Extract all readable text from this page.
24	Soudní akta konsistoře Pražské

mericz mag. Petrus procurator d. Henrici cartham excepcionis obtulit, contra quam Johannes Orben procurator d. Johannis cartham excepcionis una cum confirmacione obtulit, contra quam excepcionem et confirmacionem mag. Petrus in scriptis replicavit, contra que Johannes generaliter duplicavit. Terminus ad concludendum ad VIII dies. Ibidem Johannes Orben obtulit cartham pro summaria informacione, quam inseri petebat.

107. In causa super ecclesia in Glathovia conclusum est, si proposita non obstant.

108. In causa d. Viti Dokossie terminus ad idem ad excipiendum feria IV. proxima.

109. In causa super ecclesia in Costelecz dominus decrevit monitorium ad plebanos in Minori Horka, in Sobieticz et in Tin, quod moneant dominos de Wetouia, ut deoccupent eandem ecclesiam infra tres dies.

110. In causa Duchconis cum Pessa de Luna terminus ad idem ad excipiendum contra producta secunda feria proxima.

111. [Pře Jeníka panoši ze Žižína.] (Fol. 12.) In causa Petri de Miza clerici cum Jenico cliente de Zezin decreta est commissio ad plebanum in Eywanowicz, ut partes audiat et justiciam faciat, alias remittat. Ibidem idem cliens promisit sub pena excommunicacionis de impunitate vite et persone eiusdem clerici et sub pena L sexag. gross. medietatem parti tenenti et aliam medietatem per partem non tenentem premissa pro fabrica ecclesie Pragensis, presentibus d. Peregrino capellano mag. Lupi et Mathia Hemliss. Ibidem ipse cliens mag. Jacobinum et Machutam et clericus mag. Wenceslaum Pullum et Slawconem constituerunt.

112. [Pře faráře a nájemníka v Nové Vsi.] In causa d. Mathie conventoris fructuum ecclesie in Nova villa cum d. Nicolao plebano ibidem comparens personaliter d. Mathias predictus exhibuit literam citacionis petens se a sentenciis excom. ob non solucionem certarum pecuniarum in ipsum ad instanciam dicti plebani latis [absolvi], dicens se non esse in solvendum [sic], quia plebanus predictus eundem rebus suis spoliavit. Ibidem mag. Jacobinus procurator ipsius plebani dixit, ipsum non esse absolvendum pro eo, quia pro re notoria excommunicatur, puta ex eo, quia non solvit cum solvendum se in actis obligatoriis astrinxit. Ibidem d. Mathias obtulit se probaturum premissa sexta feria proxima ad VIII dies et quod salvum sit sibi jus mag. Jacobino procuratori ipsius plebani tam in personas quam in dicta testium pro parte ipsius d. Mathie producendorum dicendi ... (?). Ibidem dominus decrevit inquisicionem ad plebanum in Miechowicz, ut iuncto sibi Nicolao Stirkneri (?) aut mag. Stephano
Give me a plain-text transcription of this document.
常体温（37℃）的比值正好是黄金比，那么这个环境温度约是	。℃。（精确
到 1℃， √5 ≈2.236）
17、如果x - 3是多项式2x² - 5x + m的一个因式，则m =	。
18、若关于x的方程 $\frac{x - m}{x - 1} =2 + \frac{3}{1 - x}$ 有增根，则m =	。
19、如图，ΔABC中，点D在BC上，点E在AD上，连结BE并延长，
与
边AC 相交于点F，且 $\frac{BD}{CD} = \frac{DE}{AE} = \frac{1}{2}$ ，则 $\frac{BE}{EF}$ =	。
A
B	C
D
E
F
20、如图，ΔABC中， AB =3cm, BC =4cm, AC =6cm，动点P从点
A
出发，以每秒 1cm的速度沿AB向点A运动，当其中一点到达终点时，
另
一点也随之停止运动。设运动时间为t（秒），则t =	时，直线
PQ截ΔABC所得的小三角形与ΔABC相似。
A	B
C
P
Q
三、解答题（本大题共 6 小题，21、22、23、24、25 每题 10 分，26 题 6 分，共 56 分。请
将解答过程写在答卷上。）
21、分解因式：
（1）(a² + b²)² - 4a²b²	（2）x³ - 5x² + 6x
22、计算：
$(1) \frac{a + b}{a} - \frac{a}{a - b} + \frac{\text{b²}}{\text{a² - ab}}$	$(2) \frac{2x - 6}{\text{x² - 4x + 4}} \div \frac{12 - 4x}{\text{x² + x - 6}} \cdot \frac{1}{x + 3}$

TASK BRIEF: Copy the material above, line for line.

EXERCISE ANSWER:
Extract all readable text from this page.
24	Soudní akta konsistoře Pražské

mericz mag. Petrus procurator d. Henrici cartham excepcionis obtulit, contra quam Johannes Orben procurator d. Johannis cartham excepcionis una cum confirmacione obtulit, contra quam excepcionem et confirmacionem mag. Petrus in scriptis replicavit, contra que Johannes generaliter duplicavit. Terminus ad concludendum ad VIII dies. Ibidem Johannes Orben obtulit cartham pro summaria informacione, quam inseri petebat.

107. In causa super ecclesia in Glathovia conclusum est, si proposita non obstant.

108. In causa d. Viti Dokossie terminus ad idem ad excipiendum feria IV. proxima.

109. In causa super ecclesia in Costelecz dominus decrevit monitorium ad plebanos in Minori Horka, in Sobieticz et in Tin, quod moneant dominos de Wetouia, ut deoccupent eandem ecclesiam infra tres dies.

110. In causa Duchconis cum Pessa de Luna terminus ad idem ad excipiendum contra producta secunda feria proxima.

111. [Pře Jeníka panoši ze Žižína.] (Fol. 12.) In causa Petri de Miza clerici cum Jenico cliente de Zezin decreta est commissio ad plebanum in Eywanowicz, ut partes audiat et justiciam faciat, alias remittat. Ibidem idem cliens promisit sub pena excommunicacionis de impunitate vite et persone eiusdem clerici et sub pena L sexag. gross. medietatem parti tenenti et aliam medietatem per partem non tenentem premissa pro fabrica ecclesie Pragensis, presentibus d. Peregrino capellano mag. Lupi et Mathia Hemliss. Ibidem ipse cliens mag. Jacobinum et Machutam et clericus mag. Wenceslaum Pullum et Slawconem constituerunt.

112. [Pře faráře a nájemníka v Nové Vsi.] In causa d. Mathie conventoris fructuum ecclesie in Nova villa cum d. Nicolao plebano ibidem comparens personaliter d. Mathias predictus exhibuit literam citacionis petens se a sentenciis excom. ob non solucionem certarum pecuniarum in ipsum ad instanciam dicti plebani latis [absolvi], dicens se non esse in solvendum [sic], quia plebanus predictus eundem rebus suis spoliavit. Ibidem mag. Jacobinus procurator ipsius plebani dixit, ipsum non esse absolvendum pro eo, quia pro re notoria excommunicatur, puta ex eo, quia non solvit cum solvendum se in actis obligatoriis astrinxit. Ibidem d. Mathias obtulit se probaturum premissa sexta feria proxima ad VIII dies et quod salvum sit sibi jus mag. Jacobino procuratori ipsius plebani tam in personas quam in dicta testium pro parte ipsius d. Mathie producendorum dicendi ... (?). Ibidem dominus decrevit inquisicionem ad plebanum in Miechowicz, ut iuncto sibi Nicolao Stirkneri (?) aut mag. Stephano
Give me a plain-text transcription of this document.
常体温（37℃）的比值正好是黄金比，那么这个环境温度约是	。℃。（精确
到 1℃， √5 ≈2.236）
17、如果x - 3是多项式2x² - 5x + m的一个因式，则m =	。
18、若关于x的方程 $\frac{x - m}{x - 1} =2 + \frac{3}{1 - x}$ 有增根，则m =	。
19、如图，ΔABC中，点D在BC上，点E在AD上，连结BE并延长，
与
边AC 相交于点F，且 $\frac{BD}{CD} = \frac{DE}{AE} = \frac{1}{2}$ ，则 $\frac{BE}{EF}$ =	。
A
B	C
D
E
F
20、如图，ΔABC中， AB =3cm, BC =4cm, AC =6cm，动点P从点
A
出发，以每秒 1cm的速度沿AB向点A运动，当其中一点到达终点时，
另
一点也随之停止运动。设运动时间为t（秒），则t =	时，直线
PQ截ΔABC所得的小三角形与ΔABC相似。
A	B
C
P
Q
三、解答题（本大题共 6 小题，21、22、23、24、25 每题 10 分，26 题 6 分，共 56 分。请
将解答过程写在答卷上。）
21、分解因式：
（1）(a² + b²)² - 4a²b²	（2）x³ - 5x² + 6x
22、计算：
$(1) \frac{a + b}{a} - \frac{a}{a - b} + \frac{\text{b²}}{\text{a² - ab}}$	$(2) \frac{2x - 6}{\text{x² - 4x + 4}} \div \frac{12 - 4x}{\text{x² + x - 6}} \cdot \frac{1}{x + 3}$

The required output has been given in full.